# Given instruction:
Return the records exactly as they are.

Dataset records:

►

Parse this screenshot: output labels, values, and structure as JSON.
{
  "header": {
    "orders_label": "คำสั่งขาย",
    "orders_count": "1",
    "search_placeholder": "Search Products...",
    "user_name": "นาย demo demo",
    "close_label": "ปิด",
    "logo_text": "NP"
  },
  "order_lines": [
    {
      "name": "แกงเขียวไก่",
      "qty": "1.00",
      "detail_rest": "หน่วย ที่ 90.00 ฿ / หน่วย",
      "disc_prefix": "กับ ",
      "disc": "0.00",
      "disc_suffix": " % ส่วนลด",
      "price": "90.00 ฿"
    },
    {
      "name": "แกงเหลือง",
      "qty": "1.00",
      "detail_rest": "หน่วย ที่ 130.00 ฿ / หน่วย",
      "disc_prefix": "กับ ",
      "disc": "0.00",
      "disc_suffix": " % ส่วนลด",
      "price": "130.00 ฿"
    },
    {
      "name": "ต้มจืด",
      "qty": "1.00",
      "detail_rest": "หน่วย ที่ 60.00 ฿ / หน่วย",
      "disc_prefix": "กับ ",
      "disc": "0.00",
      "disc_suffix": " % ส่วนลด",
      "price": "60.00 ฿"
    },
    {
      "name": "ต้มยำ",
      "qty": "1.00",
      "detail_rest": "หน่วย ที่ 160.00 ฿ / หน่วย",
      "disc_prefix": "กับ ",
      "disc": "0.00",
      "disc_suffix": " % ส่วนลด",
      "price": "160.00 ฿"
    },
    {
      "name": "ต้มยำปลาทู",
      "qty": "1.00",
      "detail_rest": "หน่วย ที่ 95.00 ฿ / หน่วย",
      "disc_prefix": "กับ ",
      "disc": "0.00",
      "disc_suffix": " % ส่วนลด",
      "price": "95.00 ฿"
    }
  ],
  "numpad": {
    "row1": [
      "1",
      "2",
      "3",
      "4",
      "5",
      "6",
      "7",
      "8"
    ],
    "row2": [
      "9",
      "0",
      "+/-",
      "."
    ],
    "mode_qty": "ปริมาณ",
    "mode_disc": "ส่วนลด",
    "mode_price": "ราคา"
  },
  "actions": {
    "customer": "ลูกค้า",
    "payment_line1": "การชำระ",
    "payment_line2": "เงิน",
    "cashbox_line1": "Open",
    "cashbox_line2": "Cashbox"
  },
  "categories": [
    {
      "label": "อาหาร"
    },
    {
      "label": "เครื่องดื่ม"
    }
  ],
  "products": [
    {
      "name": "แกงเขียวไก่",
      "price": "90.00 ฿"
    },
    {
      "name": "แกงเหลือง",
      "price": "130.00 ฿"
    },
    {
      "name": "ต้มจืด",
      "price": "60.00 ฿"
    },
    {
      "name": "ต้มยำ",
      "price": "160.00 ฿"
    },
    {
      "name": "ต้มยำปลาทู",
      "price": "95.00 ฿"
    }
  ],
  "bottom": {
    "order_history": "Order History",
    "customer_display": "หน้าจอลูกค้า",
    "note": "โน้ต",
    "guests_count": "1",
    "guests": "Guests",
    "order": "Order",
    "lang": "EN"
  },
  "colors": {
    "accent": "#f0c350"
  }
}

◄

# Response:
Parse this screenshot: output labels, values, and structure as JSON.
{
  "header": {
    "orders_label": "คำสั่งขาย",
    "orders_count": "1",
    "search_placeholder": "Search Products...",
    "user_name": "นาย demo demo",
    "close_label": "ปิด",
    "logo_text": "NP"
  },
  "order_lines": [
    {
      "name": "แกงเขียวไก่",
      "qty": "1.00",
      "detail_rest": "หน่วย ที่ 90.00 ฿ / หน่วย",
      "disc_prefix": "กับ ",
      "disc": "0.00",
      "disc_suffix": " % ส่วนลด",
      "price": "90.00 ฿"
    },
    {
      "name": "แกงเหลือง",
      "qty": "1.00",
      "detail_rest": "หน่วย ที่ 130.00 ฿ / หน่วย",
      "disc_prefix": "กับ ",
      "disc": "0.00",
      "disc_suffix": " % ส่วนลด",
      "price": "130.00 ฿"
    },
    {
      "name": "ต้มจืด",
      "qty": "1.00",
      "detail_rest": "หน่วย ที่ 60.00 ฿ / หน่วย",
      "disc_prefix": "กับ ",
      "disc": "0.00",
      "disc_suffix": " % ส่วนลด",
      "price": "60.00 ฿"
    },
    {
      "name": "ต้มยำ",
      "qty": "1.00",
      "detail_rest": "หน่วย ที่ 160.00 ฿ / หน่วย",
      "disc_prefix": "กับ ",
      "disc": "0.00",
      "disc_suffix": " % ส่วนลด",
      "price": "160.00 ฿"
    },
    {
      "name": "ต้มยำปลาทู",
      "qty": "1.00",
      "detail_rest": "หน่วย ที่ 95.00 ฿ / หน่วย",
      "disc_prefix": "กับ ",
      "disc": "0.00",
      "disc_suffix": " % ส่วนลด",
      "price": "95.00 ฿"
    }
  ],
  "numpad": {
    "row1": [
      "1",
      "2",
      "3",
      "4",
      "5",
      "6",
      "7",
      "8"
    ],
    "row2": [
      "9",
      "0",
      "+/-",
      "."
    ],
    "mode_qty": "ปริมาณ",
    "mode_disc": "ส่วนลด",
    "mode_price": "ราคา"
  },
  "actions": {
    "customer": "ลูกค้า",
    "payment_line1": "การชำระ",
    "payment_line2": "เงิน",
    "cashbox_line1": "Open",
    "cashbox_line2": "Cashbox"
  },
  "categories": [
    {
      "label": "อาหาร"
    },
    {
      "label": "เครื่องดื่ม"
    }
  ],
  "products": [
    {
      "name": "แกงเขียวไก่",
      "price": "90.00 ฿"
    },
    {
      "name": "แกงเหลือง",
      "price": "130.00 ฿"
    },
    {
      "name": "ต้มจืด",
      "price": "60.00 ฿"
    },
    {
      "name": "ต้มยำ",
      "price": "160.00 ฿"
    },
    {
      "name": "ต้มยำปลาทู",
      "price": "95.00 ฿"
    }
  ],
  "bottom": {
    "order_history": "Order History",
    "customer_display": "หน้าจอลูกค้า",
    "note": "โน้ต",
    "guests_count": "1",
    "guests": "Guests",
    "order": "Order",
    "lang": "EN"
  },
  "colors": {
    "accent": "#f0c350"
  }
}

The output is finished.